**Stated goal**:
Reproduce verbatim the lines below, starting with the line that contains "83, 2164, 117]" and ending with the line that contains "60, 1900, 141]", both included.

**Dataset rows**:
□ □ □ □ □ □ □

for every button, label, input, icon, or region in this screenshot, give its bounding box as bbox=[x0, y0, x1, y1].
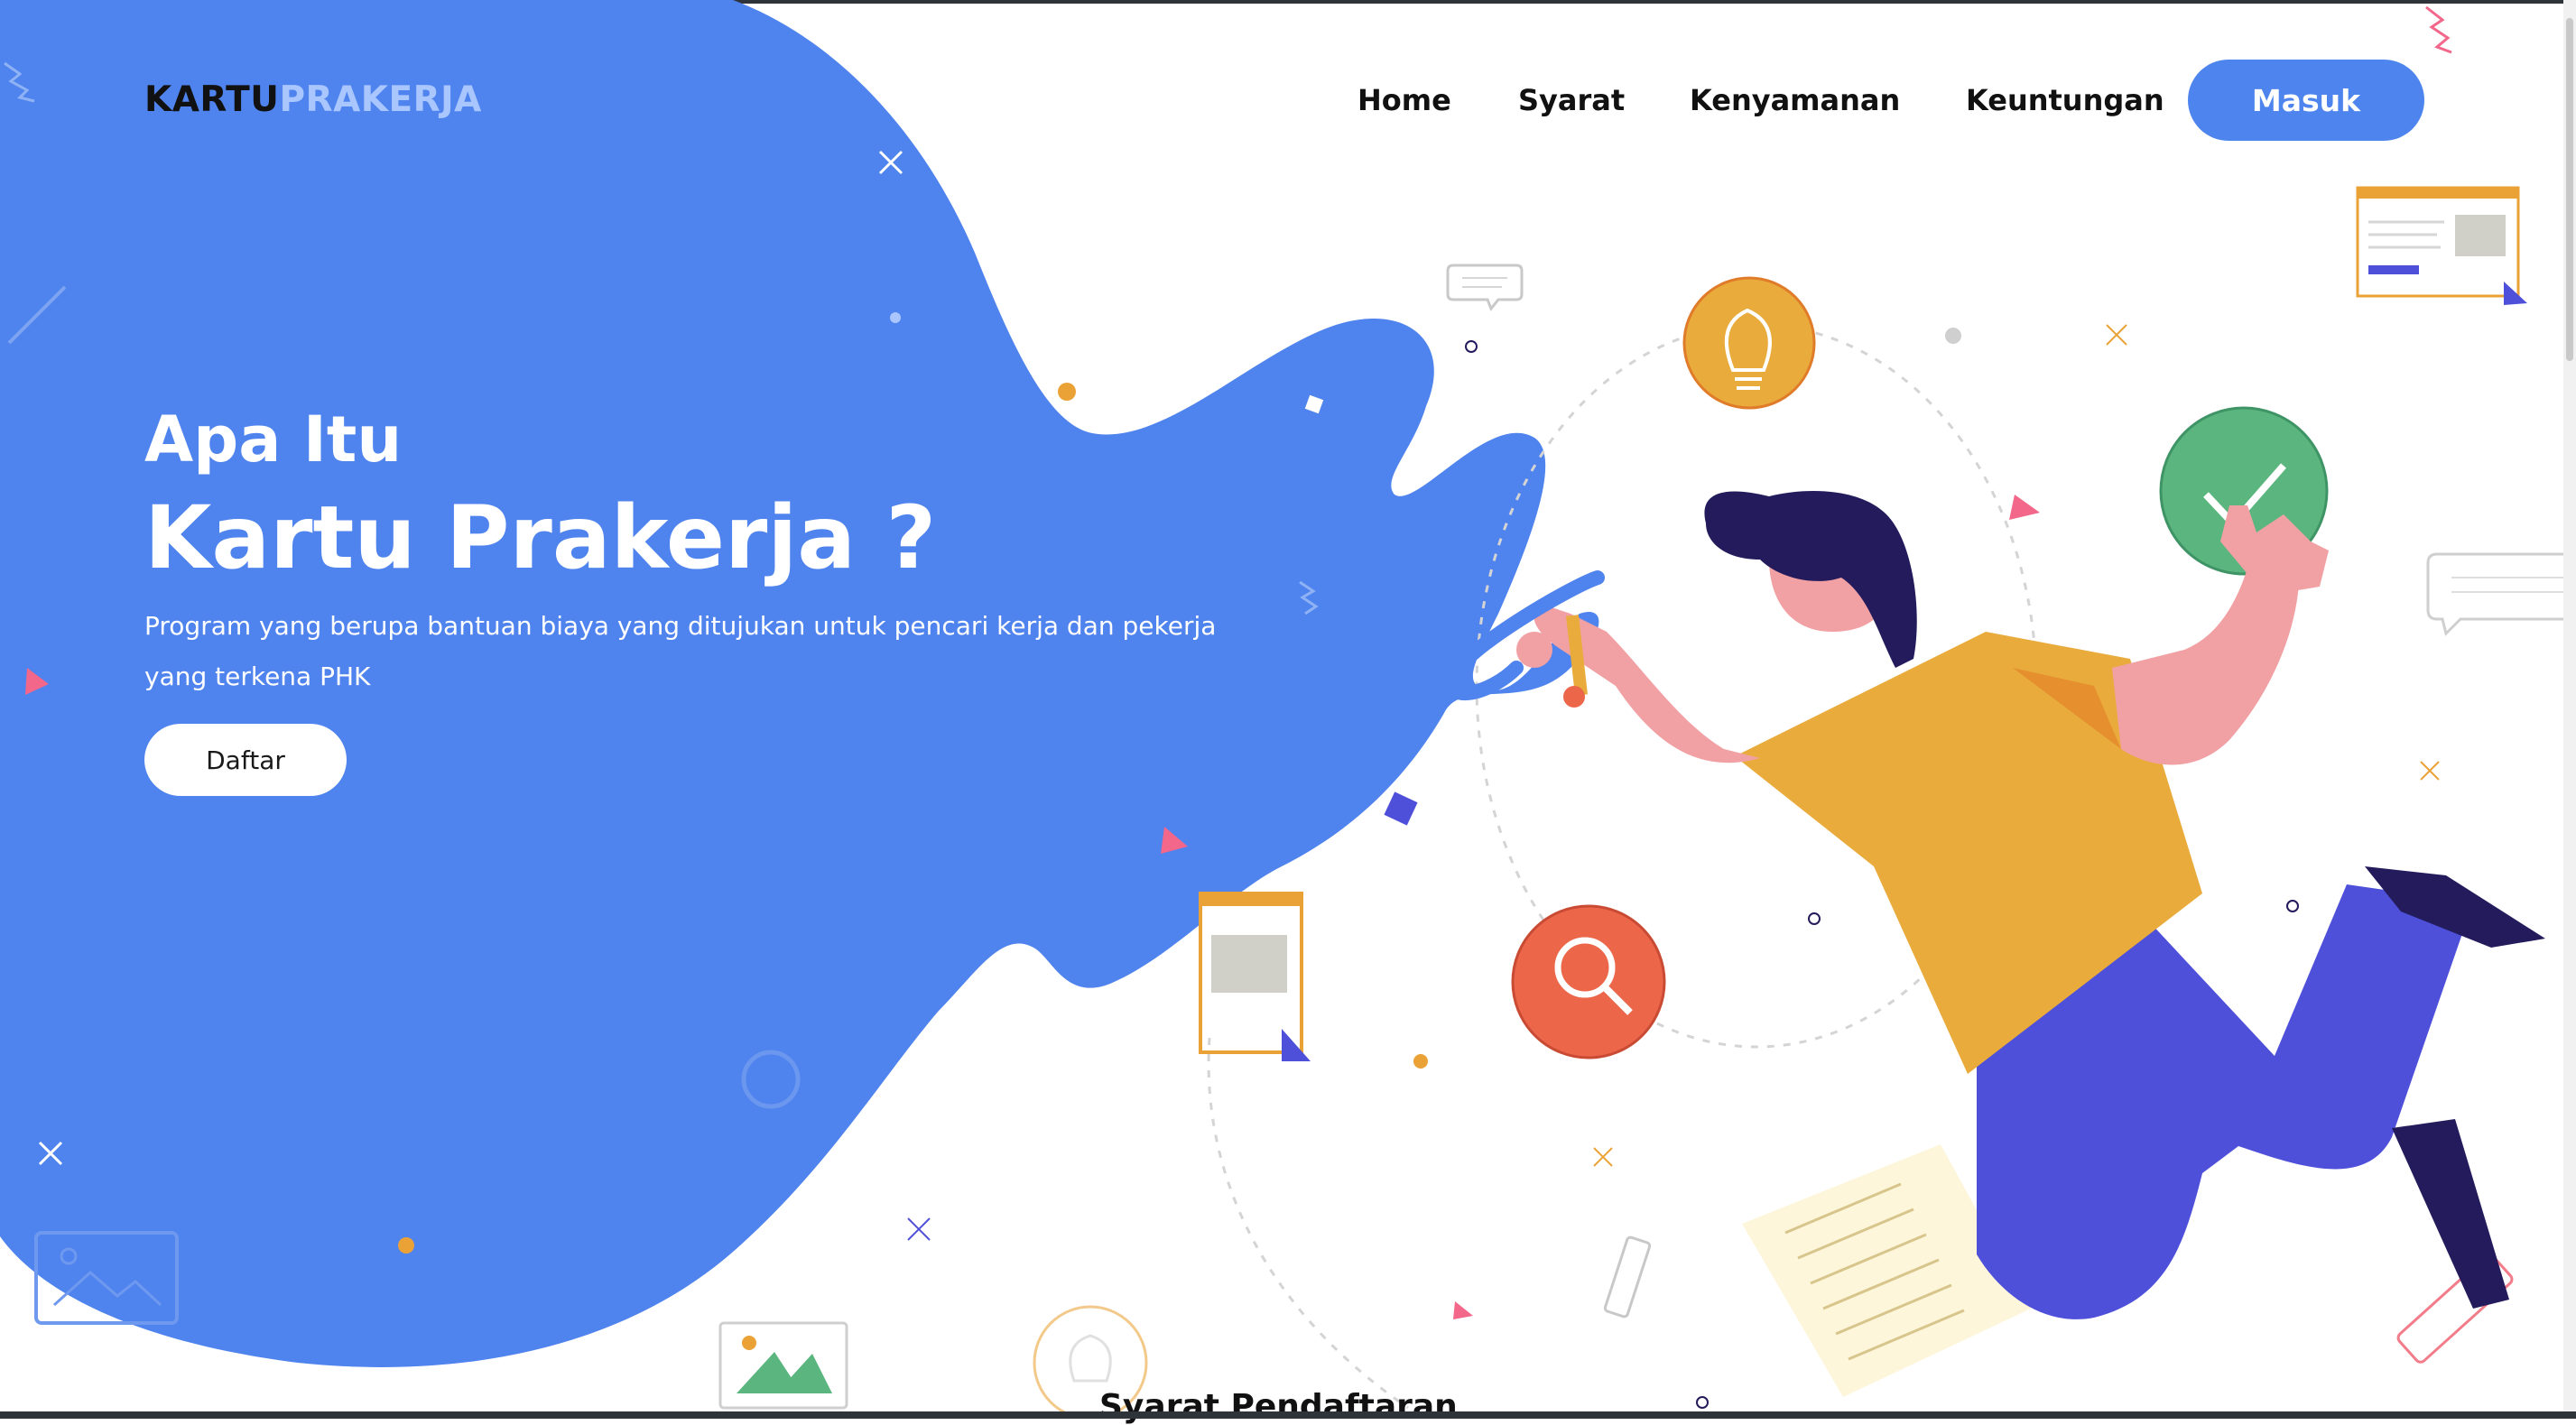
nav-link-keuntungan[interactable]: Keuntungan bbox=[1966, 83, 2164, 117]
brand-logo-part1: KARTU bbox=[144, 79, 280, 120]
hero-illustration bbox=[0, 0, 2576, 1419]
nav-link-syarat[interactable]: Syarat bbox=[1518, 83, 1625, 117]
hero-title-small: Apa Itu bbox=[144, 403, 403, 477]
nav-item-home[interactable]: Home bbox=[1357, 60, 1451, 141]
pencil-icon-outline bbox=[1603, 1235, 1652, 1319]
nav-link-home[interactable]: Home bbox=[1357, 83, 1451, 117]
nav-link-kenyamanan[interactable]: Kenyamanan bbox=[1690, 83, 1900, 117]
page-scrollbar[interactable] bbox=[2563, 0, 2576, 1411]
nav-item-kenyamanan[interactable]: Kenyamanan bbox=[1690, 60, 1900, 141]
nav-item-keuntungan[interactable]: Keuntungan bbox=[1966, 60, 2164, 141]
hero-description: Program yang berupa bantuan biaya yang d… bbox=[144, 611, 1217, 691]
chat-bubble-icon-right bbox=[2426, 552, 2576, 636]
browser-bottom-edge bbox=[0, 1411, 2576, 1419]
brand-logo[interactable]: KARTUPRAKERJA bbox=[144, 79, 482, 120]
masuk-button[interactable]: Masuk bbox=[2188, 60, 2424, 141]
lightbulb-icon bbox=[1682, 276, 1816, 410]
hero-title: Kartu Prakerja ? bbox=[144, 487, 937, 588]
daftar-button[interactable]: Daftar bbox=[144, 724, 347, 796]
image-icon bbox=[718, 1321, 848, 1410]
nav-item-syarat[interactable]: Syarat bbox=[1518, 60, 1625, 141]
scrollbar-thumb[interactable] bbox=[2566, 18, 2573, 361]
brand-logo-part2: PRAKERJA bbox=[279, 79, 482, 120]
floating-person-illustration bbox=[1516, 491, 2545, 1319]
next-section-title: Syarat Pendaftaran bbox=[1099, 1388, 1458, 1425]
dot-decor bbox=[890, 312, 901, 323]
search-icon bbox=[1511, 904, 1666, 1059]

□ □ □ □ □ □ □

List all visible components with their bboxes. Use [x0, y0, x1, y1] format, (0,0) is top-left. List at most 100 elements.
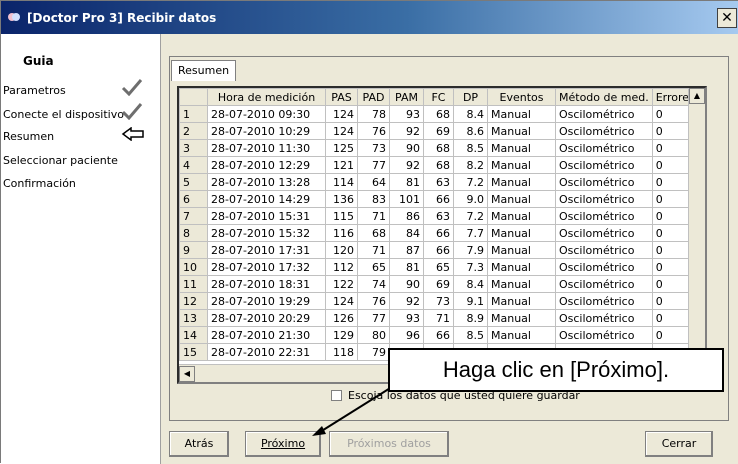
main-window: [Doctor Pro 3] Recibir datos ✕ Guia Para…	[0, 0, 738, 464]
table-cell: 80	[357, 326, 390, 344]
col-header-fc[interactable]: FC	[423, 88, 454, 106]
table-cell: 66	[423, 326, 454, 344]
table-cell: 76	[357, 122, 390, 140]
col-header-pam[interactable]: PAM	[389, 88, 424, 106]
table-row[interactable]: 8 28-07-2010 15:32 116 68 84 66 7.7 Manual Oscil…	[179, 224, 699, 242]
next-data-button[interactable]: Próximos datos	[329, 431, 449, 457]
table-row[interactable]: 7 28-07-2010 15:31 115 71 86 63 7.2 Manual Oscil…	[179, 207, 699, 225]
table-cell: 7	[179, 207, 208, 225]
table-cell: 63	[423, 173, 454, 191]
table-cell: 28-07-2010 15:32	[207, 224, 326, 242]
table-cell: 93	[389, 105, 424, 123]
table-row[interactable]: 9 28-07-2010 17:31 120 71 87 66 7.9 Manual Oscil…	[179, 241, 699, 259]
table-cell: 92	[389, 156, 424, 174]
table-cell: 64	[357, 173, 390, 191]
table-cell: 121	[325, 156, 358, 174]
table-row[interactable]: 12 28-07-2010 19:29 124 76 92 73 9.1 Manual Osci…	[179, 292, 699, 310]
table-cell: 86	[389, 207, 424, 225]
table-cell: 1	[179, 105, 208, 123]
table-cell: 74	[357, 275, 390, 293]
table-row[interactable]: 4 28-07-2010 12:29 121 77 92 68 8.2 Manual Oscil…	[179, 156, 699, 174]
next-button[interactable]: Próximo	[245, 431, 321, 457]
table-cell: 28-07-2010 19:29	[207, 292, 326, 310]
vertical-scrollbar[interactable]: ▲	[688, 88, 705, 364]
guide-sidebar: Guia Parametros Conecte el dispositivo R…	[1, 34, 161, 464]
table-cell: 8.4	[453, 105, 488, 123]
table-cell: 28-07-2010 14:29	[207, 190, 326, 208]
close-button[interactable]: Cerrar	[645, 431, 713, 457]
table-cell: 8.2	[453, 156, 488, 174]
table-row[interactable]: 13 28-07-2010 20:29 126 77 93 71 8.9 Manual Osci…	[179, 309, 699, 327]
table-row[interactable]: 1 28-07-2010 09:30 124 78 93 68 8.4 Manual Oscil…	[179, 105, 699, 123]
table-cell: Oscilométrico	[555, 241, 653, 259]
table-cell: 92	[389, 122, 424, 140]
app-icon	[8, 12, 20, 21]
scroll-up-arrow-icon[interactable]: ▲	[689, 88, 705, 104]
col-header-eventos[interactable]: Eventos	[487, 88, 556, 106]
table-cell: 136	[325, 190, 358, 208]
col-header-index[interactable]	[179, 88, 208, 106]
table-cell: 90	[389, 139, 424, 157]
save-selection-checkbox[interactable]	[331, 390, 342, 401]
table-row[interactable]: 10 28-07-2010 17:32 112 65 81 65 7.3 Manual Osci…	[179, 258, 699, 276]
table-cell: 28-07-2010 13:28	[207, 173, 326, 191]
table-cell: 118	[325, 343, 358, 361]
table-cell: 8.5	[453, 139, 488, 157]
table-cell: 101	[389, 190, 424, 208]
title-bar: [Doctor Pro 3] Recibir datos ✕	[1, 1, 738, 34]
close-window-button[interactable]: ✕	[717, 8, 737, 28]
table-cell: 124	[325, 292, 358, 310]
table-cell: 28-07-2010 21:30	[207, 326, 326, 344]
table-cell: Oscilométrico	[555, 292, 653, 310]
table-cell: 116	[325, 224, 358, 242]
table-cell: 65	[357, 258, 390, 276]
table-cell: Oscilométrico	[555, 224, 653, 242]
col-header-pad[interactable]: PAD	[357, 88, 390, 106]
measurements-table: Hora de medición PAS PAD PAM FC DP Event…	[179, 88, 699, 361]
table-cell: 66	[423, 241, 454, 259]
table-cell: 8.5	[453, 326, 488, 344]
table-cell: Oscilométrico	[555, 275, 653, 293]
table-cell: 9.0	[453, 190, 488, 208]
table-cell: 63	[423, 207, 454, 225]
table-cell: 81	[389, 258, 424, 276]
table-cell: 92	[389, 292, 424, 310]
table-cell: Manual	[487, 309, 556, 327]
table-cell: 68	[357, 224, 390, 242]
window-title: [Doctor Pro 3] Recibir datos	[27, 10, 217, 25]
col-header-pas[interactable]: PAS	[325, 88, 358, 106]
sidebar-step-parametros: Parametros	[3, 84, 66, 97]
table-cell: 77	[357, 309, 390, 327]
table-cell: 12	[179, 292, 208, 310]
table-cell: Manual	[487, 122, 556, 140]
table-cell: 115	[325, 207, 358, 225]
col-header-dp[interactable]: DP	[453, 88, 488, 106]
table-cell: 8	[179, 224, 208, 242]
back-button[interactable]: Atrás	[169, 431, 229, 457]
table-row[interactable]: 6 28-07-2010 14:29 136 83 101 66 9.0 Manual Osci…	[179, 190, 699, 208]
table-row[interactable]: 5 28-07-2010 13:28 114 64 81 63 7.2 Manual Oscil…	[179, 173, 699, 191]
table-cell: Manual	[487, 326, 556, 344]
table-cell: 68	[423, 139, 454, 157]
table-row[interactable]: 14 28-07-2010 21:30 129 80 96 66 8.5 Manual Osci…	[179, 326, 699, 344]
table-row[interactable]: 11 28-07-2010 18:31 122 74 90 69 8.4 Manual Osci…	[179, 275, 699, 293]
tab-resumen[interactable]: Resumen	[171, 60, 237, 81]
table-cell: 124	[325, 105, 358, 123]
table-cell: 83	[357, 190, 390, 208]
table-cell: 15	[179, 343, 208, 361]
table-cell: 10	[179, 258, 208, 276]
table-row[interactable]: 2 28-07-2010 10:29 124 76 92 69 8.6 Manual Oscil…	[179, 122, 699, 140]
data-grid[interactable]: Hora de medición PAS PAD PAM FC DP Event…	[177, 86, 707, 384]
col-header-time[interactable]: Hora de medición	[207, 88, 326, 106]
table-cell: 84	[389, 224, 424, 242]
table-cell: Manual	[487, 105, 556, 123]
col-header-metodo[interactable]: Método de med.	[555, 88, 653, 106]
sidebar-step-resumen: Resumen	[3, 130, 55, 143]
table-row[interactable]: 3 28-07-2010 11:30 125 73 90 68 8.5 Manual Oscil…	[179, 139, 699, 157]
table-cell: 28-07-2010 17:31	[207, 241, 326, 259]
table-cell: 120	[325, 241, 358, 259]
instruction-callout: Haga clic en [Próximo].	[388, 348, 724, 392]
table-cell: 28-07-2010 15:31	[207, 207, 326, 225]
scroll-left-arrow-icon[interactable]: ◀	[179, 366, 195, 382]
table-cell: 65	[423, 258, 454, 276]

□ □ □ □ □ □ □

**Complete answer**:
nav-link-keuntungan[interactable]: Keuntungan bbox=[1966, 83, 2164, 117]
brand-logo-part1: KARTU bbox=[144, 79, 280, 120]
hero-illustration bbox=[0, 0, 2576, 1419]
nav-link-syarat[interactable]: Syarat bbox=[1518, 83, 1625, 117]
hero-title-small: Apa Itu bbox=[144, 403, 403, 477]
nav-item-home[interactable]: Home bbox=[1357, 60, 1451, 141]
pencil-icon-outline bbox=[1603, 1235, 1652, 1319]
nav-link-home[interactable]: Home bbox=[1357, 83, 1451, 117]
nav-link-kenyamanan[interactable]: Kenyamanan bbox=[1690, 83, 1900, 117]
page-scrollbar[interactable] bbox=[2563, 0, 2576, 1411]
nav-item-kenyamanan[interactable]: Kenyamanan bbox=[1690, 60, 1900, 141]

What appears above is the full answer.